**Instructions for the task**
Write out all of the lines below, exactly and completely.

**Records provided**
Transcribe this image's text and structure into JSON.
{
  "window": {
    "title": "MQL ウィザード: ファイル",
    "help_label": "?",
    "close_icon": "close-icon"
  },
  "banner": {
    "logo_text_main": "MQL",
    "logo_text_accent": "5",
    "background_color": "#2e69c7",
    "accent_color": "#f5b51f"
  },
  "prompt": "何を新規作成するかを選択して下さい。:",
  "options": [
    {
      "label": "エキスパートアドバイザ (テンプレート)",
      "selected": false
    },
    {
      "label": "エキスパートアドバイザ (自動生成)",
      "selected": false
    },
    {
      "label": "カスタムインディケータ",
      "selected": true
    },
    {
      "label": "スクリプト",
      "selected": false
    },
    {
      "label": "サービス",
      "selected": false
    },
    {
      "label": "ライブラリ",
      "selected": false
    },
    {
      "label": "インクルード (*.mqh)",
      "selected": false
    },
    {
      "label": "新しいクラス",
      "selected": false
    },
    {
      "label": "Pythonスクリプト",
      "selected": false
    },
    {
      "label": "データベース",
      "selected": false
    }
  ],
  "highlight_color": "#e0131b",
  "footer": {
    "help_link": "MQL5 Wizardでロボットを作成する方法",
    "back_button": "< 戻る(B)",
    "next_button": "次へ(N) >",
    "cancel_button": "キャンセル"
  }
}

**Answer to the task**
Transcribe this image's text and structure into JSON.
{
  "window": {
    "title": "MQL ウィザード: ファイル",
    "help_label": "?",
    "close_icon": "close-icon"
  },
  "banner": {
    "logo_text_main": "MQL",
    "logo_text_accent": "5",
    "background_color": "#2e69c7",
    "accent_color": "#f5b51f"
  },
  "prompt": "何を新規作成するかを選択して下さい。:",
  "options": [
    {
      "label": "エキスパートアドバイザ (テンプレート)",
      "selected": false
    },
    {
      "label": "エキスパートアドバイザ (自動生成)",
      "selected": false
    },
    {
      "label": "カスタムインディケータ",
      "selected": true
    },
    {
      "label": "スクリプト",
      "selected": false
    },
    {
      "label": "サービス",
      "selected": false
    },
    {
      "label": "ライブラリ",
      "selected": false
    },
    {
      "label": "インクルード (*.mqh)",
      "selected": false
    },
    {
      "label": "新しいクラス",
      "selected": false
    },
    {
      "label": "Pythonスクリプト",
      "selected": false
    },
    {
      "label": "データベース",
      "selected": false
    }
  ],
  "highlight_color": "#e0131b",
  "footer": {
    "help_link": "MQL5 Wizardでロボットを作成する方法",
    "back_button": "< 戻る(B)",
    "next_button": "次へ(N) >",
    "cancel_button": "キャンセル"
  }
}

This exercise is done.